### Stored data entries
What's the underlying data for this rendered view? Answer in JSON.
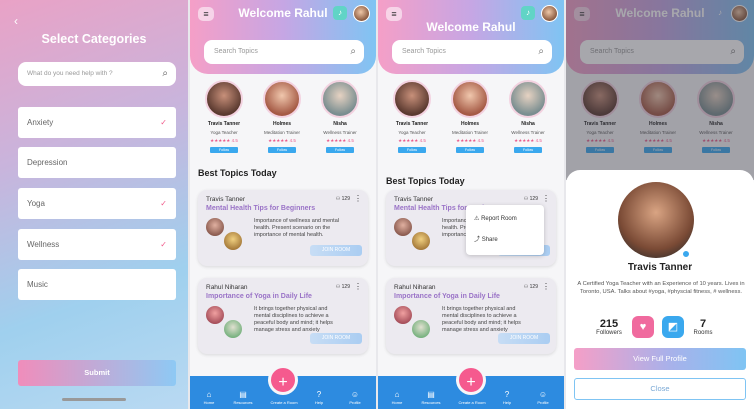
{
  "categories_screen": {
    "title": "Select Categories",
    "search_placeholder": "What do you need help with ?",
    "items": [
      {
        "label": "Anxiety",
        "checked": true
      },
      {
        "label": "Depression",
        "checked": false
      },
      {
        "label": "Yoga",
        "checked": true
      },
      {
        "label": "Wellness",
        "checked": true
      },
      {
        "label": "Music",
        "checked": false
      }
    ],
    "submit_label": "Submit"
  },
  "home": {
    "welcome": "Welcome Rahul",
    "search_placeholder": "Search Topics",
    "trainers": [
      {
        "name": "Travis Tanner",
        "role": "Yoga Teacher",
        "rating": "★★★★★ 4.5",
        "follow": "Follow"
      },
      {
        "name": "Holmes",
        "role": "Meditation Trainer",
        "rating": "★★★★★ 4.5",
        "follow": "Follow"
      },
      {
        "name": "Nisha",
        "role": "Wellness Trainer",
        "rating": "★★★★★ 4.5",
        "follow": "Follow"
      }
    ],
    "best_topics_title": "Best Topics Today",
    "topics": [
      {
        "author": "Travis Tanner",
        "count": "129",
        "title": "Mental Health Tips for Beginners",
        "desc": "Importance of wellness and mental health. Present scenario on the importance of mental health.",
        "join": "JOIN ROOM"
      },
      {
        "author": "Rahul Niharan",
        "count": "129",
        "title": "Importance of Yoga in Daily Life",
        "desc": "It brings together physical and mental disciplines to achieve a peaceful body and mind; it helps manage stress and anxiety",
        "join": "JOIN ROOM"
      }
    ],
    "tabs": [
      {
        "label": "Home",
        "icon": "home-icon"
      },
      {
        "label": "Resources",
        "icon": "book-icon"
      },
      {
        "label": "Create a Room",
        "icon": "plus-icon"
      },
      {
        "label": "Help",
        "icon": "help-icon"
      },
      {
        "label": "Profile",
        "icon": "user-icon"
      }
    ],
    "fab_symbol": "+"
  },
  "popup_menu": {
    "report": "Report Room",
    "share": "Share"
  },
  "profile_sheet": {
    "name": "Travis Tanner",
    "bio": "A Certified Yoga Teacher with an Experience of 10 years. Lives in Toronto, USA. Talks about #yoga, #physcial fitness, # wellness.",
    "followers_count": "215",
    "followers_label": "Followers",
    "rooms_count": "7",
    "rooms_label": "Rooms",
    "view_profile": "View Full Profile",
    "close": "Close"
  }
}
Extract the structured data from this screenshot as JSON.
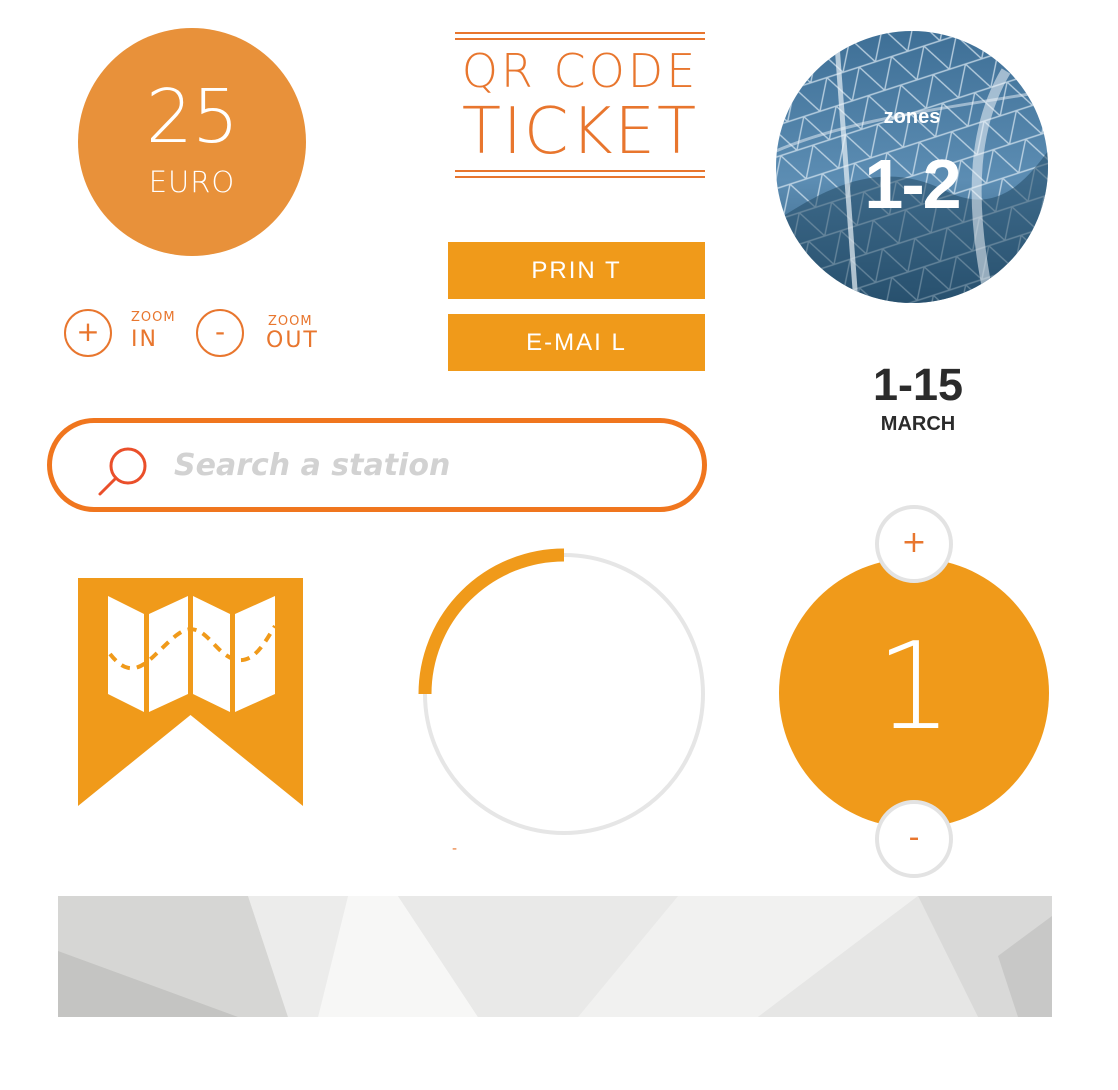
{
  "price": {
    "amount": "25",
    "currency": "EURO"
  },
  "ticket_title": {
    "line1": "QR CODE",
    "line2": "TICKET"
  },
  "zones": {
    "label": "zones",
    "value": "1-2"
  },
  "zoom": {
    "in": {
      "small": "ZOOM",
      "big": "IN",
      "symbol": "+"
    },
    "out": {
      "small": "ZOOM",
      "big": "OUT",
      "symbol": "-"
    }
  },
  "actions": {
    "print_label": "PRIN  T",
    "email_label": "E-MAI  L"
  },
  "date": {
    "range": "1-15",
    "month": "MARCH"
  },
  "search": {
    "placeholder": "Search a station",
    "value": ""
  },
  "progress": {
    "fraction": 0.25,
    "label": "-"
  },
  "counter": {
    "value": "1",
    "plus": "+",
    "minus": "-"
  },
  "icons": {
    "search": "search-icon",
    "map": "map-icon"
  },
  "colors": {
    "orange": "#f09a1a",
    "orange_dark": "#e8762e",
    "price": "#e8913a",
    "track": "#e6e6e6"
  }
}
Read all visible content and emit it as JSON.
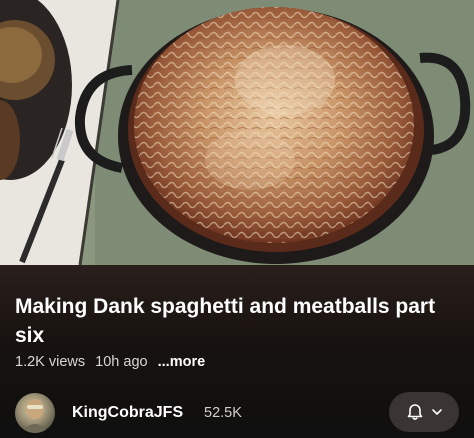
{
  "video": {
    "title": "Making Dank spaghetti and meatballs part six",
    "views": "1.2K views",
    "age": "10h ago",
    "more_label": "...more"
  },
  "channel": {
    "name": "KingCobraJFS",
    "subscribers": "52.5K"
  },
  "icons": {
    "avatar": "channel-avatar",
    "notify": "bell-icon",
    "dropdown": "chevron-down-icon"
  },
  "colors": {
    "background": "#0f0f0f",
    "text": "#ffffff",
    "secondary_text": "#d7d7d7",
    "button_bg": "#3a3533"
  }
}
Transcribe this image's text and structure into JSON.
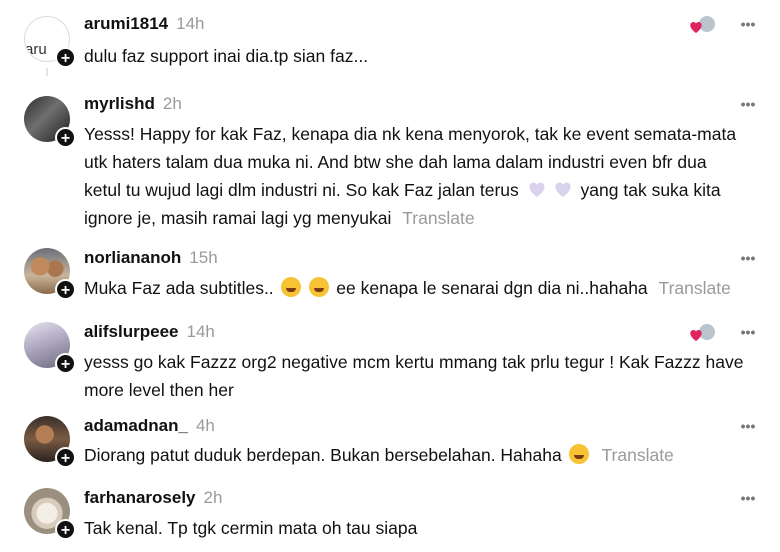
{
  "comments": [
    {
      "username": "arumi1814",
      "time": "14h",
      "text": "dulu faz support inai dia.tp sian faz...",
      "avatar_alt": "aru",
      "has_translate": false,
      "liked_by_author": true
    },
    {
      "username": "myrlishd",
      "time": "2h",
      "text_before": "Yesss! Happy for kak Faz, kenapa dia nk kena menyorok, tak ke event semata-mata utk haters talam dua muka ni. And btw she dah lama dalam industri even bfr dua ketul tu wujud lagi dlm industri ni. So kak Faz jalan terus",
      "emoji": [
        "purple-heart-icon",
        "purple-heart-icon"
      ],
      "text_after": "yang tak suka kita ignore je, masih ramai lagi yg menyukai",
      "translate_label": "Translate"
    },
    {
      "username": "norliananoh",
      "time": "15h",
      "text_before": "Muka Faz ada subtitles..",
      "emoji": [
        "sweat-smile-icon",
        "sweat-smile-icon"
      ],
      "text_after": "ee kenapa le senarai dgn dia ni..hahaha",
      "translate_label": "Translate"
    },
    {
      "username": "alifslurpeee",
      "time": "14h",
      "text": "yesss go kak Fazzz org2 negative mcm kertu mmang tak prlu tegur ! Kak Fazzz have more level then her",
      "liked_by_author": true
    },
    {
      "username": "adamadnan_",
      "time": "4h",
      "text_before": "Diorang patut duduk berdepan. Bukan bersebelahan. Hahaha",
      "emoji": [
        "laughing-icon"
      ],
      "translate_label": "Translate"
    },
    {
      "username": "farhanarosely",
      "time": "2h",
      "text": "Tak kenal. Tp tgk cermin mata oh tau siapa"
    }
  ],
  "more_label": "•••",
  "follow_label": "+"
}
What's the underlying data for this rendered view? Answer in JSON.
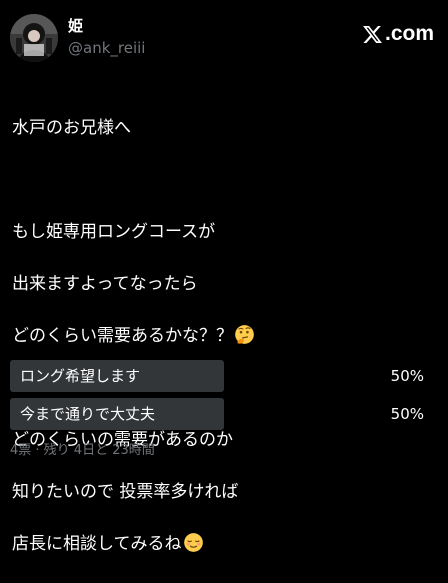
{
  "author": {
    "display_name": "姫",
    "handle": "@ank_reiii"
  },
  "site": {
    "domain": ".com",
    "logo_icon": "x-logo-icon"
  },
  "tweet": {
    "lines": [
      "水戸のお兄様へ",
      "",
      "もし姫専用ロングコースが",
      "出来ますよってなったら",
      "どのくらい需要あるかな？？",
      "",
      "どのくらいの需要があるのか",
      "知りたいので 投票率多ければ",
      "店長に相談してみるね"
    ],
    "emojis": {
      "line_4": "thinking-face-emoji",
      "line_8": "relieved-face-emoji"
    }
  },
  "poll": {
    "options": [
      {
        "label": "ロング希望します",
        "percent_text": "50%",
        "percent": 50
      },
      {
        "label": "今まで通りで大丈夫",
        "percent_text": "50%",
        "percent": 50
      }
    ],
    "meta": "4票 · 残り 4日と 23時間"
  },
  "colors": {
    "background": "#000000",
    "poll_fill": "#333639",
    "muted_text": "#71767b"
  }
}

### Problem to work on
Write the full listing out again with every line unchanged, but include no pictures.

### Exercise output
What's the underlying data for this rendered view? Answer in JSON.
{
  "categories_screen": {
    "title": "Select Categories",
    "search_placeholder": "What do you need help with ?",
    "items": [
      {
        "label": "Anxiety",
        "checked": true
      },
      {
        "label": "Depression",
        "checked": false
      },
      {
        "label": "Yoga",
        "checked": true
      },
      {
        "label": "Wellness",
        "checked": true
      },
      {
        "label": "Music",
        "checked": false
      }
    ],
    "submit_label": "Submit"
  },
  "home": {
    "welcome": "Welcome Rahul",
    "search_placeholder": "Search Topics",
    "trainers": [
      {
        "name": "Travis Tanner",
        "role": "Yoga Teacher",
        "rating": "★★★★★ 4.5",
        "follow": "Follow"
      },
      {
        "name": "Holmes",
        "role": "Meditation Trainer",
        "rating": "★★★★★ 4.5",
        "follow": "Follow"
      },
      {
        "name": "Nisha",
        "role": "Wellness Trainer",
        "rating": "★★★★★ 4.5",
        "follow": "Follow"
      }
    ],
    "best_topics_title": "Best Topics Today",
    "topics": [
      {
        "author": "Travis Tanner",
        "count": "129",
        "title": "Mental Health Tips for Beginners",
        "desc": "Importance of wellness and mental health. Present scenario on the importance of mental health.",
        "join": "JOIN ROOM"
      },
      {
        "author": "Rahul Niharan",
        "count": "129",
        "title": "Importance of Yoga in Daily Life",
        "desc": "It brings together physical and mental disciplines to achieve a peaceful body and mind; it helps manage stress and anxiety",
        "join": "JOIN ROOM"
      }
    ],
    "tabs": [
      {
        "label": "Home",
        "icon": "home-icon"
      },
      {
        "label": "Resources",
        "icon": "book-icon"
      },
      {
        "label": "Create a Room",
        "icon": "plus-icon"
      },
      {
        "label": "Help",
        "icon": "help-icon"
      },
      {
        "label": "Profile",
        "icon": "user-icon"
      }
    ],
    "fab_symbol": "+"
  },
  "popup_menu": {
    "report": "Report Room",
    "share": "Share"
  },
  "profile_sheet": {
    "name": "Travis Tanner",
    "bio": "A Certified Yoga Teacher with an Experience of 10 years. Lives in Toronto, USA. Talks about #yoga, #physcial fitness, # wellness.",
    "followers_count": "215",
    "followers_label": "Followers",
    "rooms_count": "7",
    "rooms_label": "Rooms",
    "view_profile": "View Full Profile",
    "close": "Close"
  }
}
Extract the structured data from this screenshot as JSON.
{
  "price": {
    "amount": "25",
    "currency": "EURO"
  },
  "ticket_title": {
    "line1": "QR CODE",
    "line2": "TICKET"
  },
  "zones": {
    "label": "zones",
    "value": "1-2"
  },
  "zoom": {
    "in": {
      "small": "ZOOM",
      "big": "IN",
      "symbol": "+"
    },
    "out": {
      "small": "ZOOM",
      "big": "OUT",
      "symbol": "-"
    }
  },
  "actions": {
    "print_label": "PRIN  T",
    "email_label": "E-MAI  L"
  },
  "date": {
    "range": "1-15",
    "month": "MARCH"
  },
  "search": {
    "placeholder": "Search a station",
    "value": ""
  },
  "progress": {
    "fraction": 0.25,
    "label": "-"
  },
  "counter": {
    "value": "1",
    "plus": "+",
    "minus": "-"
  },
  "icons": {
    "search": "search-icon",
    "map": "map-icon"
  },
  "colors": {
    "orange": "#f09a1a",
    "orange_dark": "#e8762e",
    "price": "#e8913a",
    "track": "#e6e6e6"
  }
}
Read all visible content and emit it as JSON.
{
  "video": {
    "title": "Making Dank spaghetti and meatballs part six",
    "views": "1.2K views",
    "age": "10h ago",
    "more_label": "...more"
  },
  "channel": {
    "name": "KingCobraJFS",
    "subscribers": "52.5K"
  },
  "icons": {
    "avatar": "channel-avatar",
    "notify": "bell-icon",
    "dropdown": "chevron-down-icon"
  },
  "colors": {
    "background": "#0f0f0f",
    "text": "#ffffff",
    "secondary_text": "#d7d7d7",
    "button_bg": "#3a3533"
  }
}
Transcribe this image's text and structure into JSON.
{
  "comments": [
    {
      "username": "arumi1814",
      "time": "14h",
      "text": "dulu faz support inai dia.tp sian faz...",
      "avatar_alt": "aru",
      "has_translate": false,
      "liked_by_author": true
    },
    {
      "username": "myrlishd",
      "time": "2h",
      "text_before": "Yesss! Happy for kak Faz, kenapa dia nk kena menyorok, tak ke event semata-mata utk haters talam dua muka ni. And btw she dah lama dalam industri even bfr dua ketul tu wujud lagi dlm industri ni. So kak Faz jalan terus",
      "emoji": [
        "purple-heart-icon",
        "purple-heart-icon"
      ],
      "text_after": "yang tak suka kita ignore je, masih ramai lagi yg menyukai",
      "translate_label": "Translate"
    },
    {
      "username": "norliananoh",
      "time": "15h",
      "text_before": "Muka Faz ada subtitles..",
      "emoji": [
        "sweat-smile-icon",
        "sweat-smile-icon"
      ],
      "text_after": "ee kenapa le senarai dgn dia ni..hahaha",
      "translate_label": "Translate"
    },
    {
      "username": "alifslurpeee",
      "time": "14h",
      "text": "yesss go kak Fazzz org2 negative mcm kertu mmang tak prlu tegur ! Kak Fazzz have more level then her",
      "liked_by_author": true
    },
    {
      "username": "adamadnan_",
      "time": "4h",
      "text_before": "Diorang patut duduk berdepan. Bukan bersebelahan. Hahaha",
      "emoji": [
        "laughing-icon"
      ],
      "translate_label": "Translate"
    },
    {
      "username": "farhanarosely",
      "time": "2h",
      "text": "Tak kenal. Tp tgk cermin mata oh tau siapa"
    }
  ],
  "more_label": "•••",
  "follow_label": "+"
}
What's the underlying data for this rendered view? Answer in JSON.
{
  "author": {
    "display_name": "姫",
    "handle": "@ank_reiii"
  },
  "site": {
    "domain": ".com",
    "logo_icon": "x-logo-icon"
  },
  "tweet": {
    "lines": [
      "水戸のお兄様へ",
      "",
      "もし姫専用ロングコースが",
      "出来ますよってなったら",
      "どのくらい需要あるかな？？",
      "",
      "どのくらいの需要があるのか",
      "知りたいので 投票率多ければ",
      "店長に相談してみるね"
    ],
    "emojis": {
      "line_4": "thinking-face-emoji",
      "line_8": "relieved-face-emoji"
    }
  },
  "poll": {
    "options": [
      {
        "label": "ロング希望します",
        "percent_text": "50%",
        "percent": 50
      },
      {
        "label": "今まで通りで大丈夫",
        "percent_text": "50%",
        "percent": 50
      }
    ],
    "meta": "4票 · 残り 4日と 23時間"
  },
  "colors": {
    "background": "#000000",
    "poll_fill": "#333639",
    "muted_text": "#71767b"
  }
}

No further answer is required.